### [WRITTEN REQUEST]
Leave out the pictures and transcribe the rest of the records exactly.

### [SUPPLIED RECORDS]
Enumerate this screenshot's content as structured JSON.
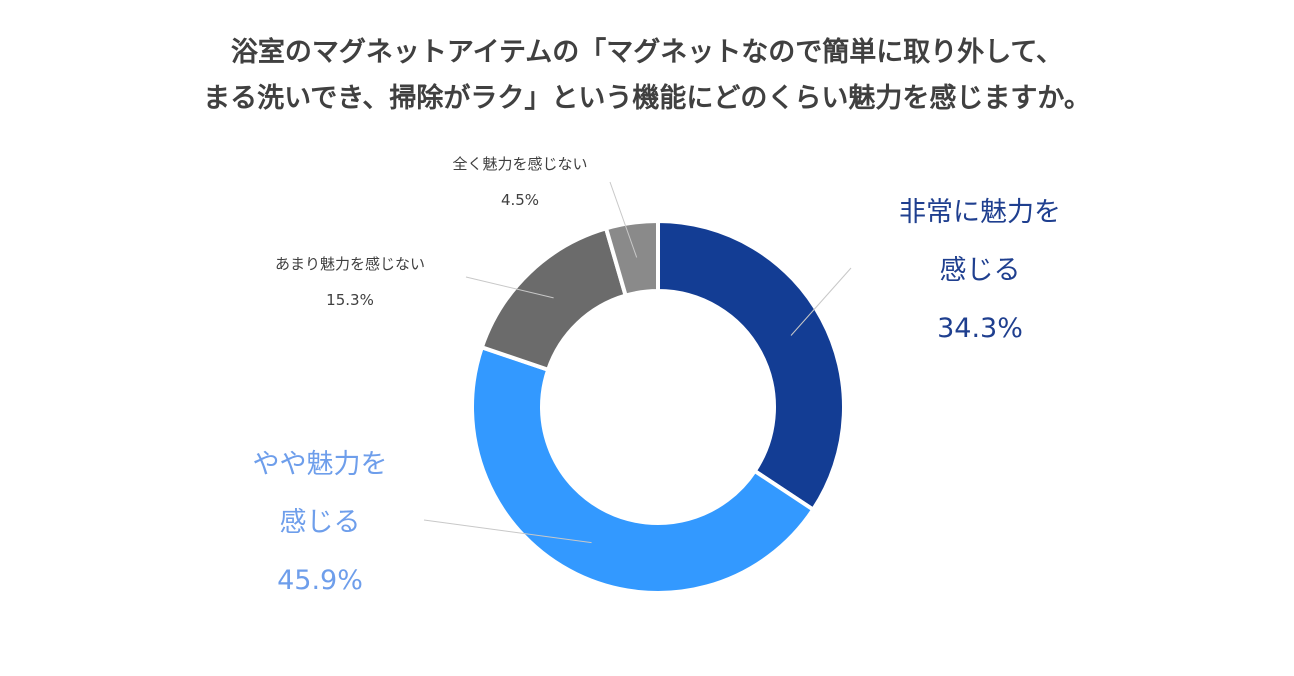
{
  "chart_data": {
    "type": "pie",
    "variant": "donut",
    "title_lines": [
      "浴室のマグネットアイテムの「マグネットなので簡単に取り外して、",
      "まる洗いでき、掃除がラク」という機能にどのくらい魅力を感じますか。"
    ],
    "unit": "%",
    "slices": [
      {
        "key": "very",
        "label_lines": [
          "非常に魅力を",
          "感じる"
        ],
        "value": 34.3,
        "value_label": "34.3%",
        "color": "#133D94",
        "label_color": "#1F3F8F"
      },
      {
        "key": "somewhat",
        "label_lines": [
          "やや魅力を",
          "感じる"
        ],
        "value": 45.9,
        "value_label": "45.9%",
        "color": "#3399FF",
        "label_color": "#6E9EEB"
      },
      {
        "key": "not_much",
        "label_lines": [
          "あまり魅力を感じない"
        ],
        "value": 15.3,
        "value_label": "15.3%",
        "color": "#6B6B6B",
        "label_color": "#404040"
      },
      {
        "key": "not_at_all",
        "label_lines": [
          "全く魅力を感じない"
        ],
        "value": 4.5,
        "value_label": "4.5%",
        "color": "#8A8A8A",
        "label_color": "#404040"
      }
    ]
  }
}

### [SOLUTION]
Enumerate this screenshot's content as structured JSON.
{
  "chart_data": {
    "type": "pie",
    "variant": "donut",
    "title_lines": [
      "浴室のマグネットアイテムの「マグネットなので簡単に取り外して、",
      "まる洗いでき、掃除がラク」という機能にどのくらい魅力を感じますか。"
    ],
    "unit": "%",
    "slices": [
      {
        "key": "very",
        "label_lines": [
          "非常に魅力を",
          "感じる"
        ],
        "value": 34.3,
        "value_label": "34.3%",
        "color": "#133D94",
        "label_color": "#1F3F8F"
      },
      {
        "key": "somewhat",
        "label_lines": [
          "やや魅力を",
          "感じる"
        ],
        "value": 45.9,
        "value_label": "45.9%",
        "color": "#3399FF",
        "label_color": "#6E9EEB"
      },
      {
        "key": "not_much",
        "label_lines": [
          "あまり魅力を感じない"
        ],
        "value": 15.3,
        "value_label": "15.3%",
        "color": "#6B6B6B",
        "label_color": "#404040"
      },
      {
        "key": "not_at_all",
        "label_lines": [
          "全く魅力を感じない"
        ],
        "value": 4.5,
        "value_label": "4.5%",
        "color": "#8A8A8A",
        "label_color": "#404040"
      }
    ]
  }
}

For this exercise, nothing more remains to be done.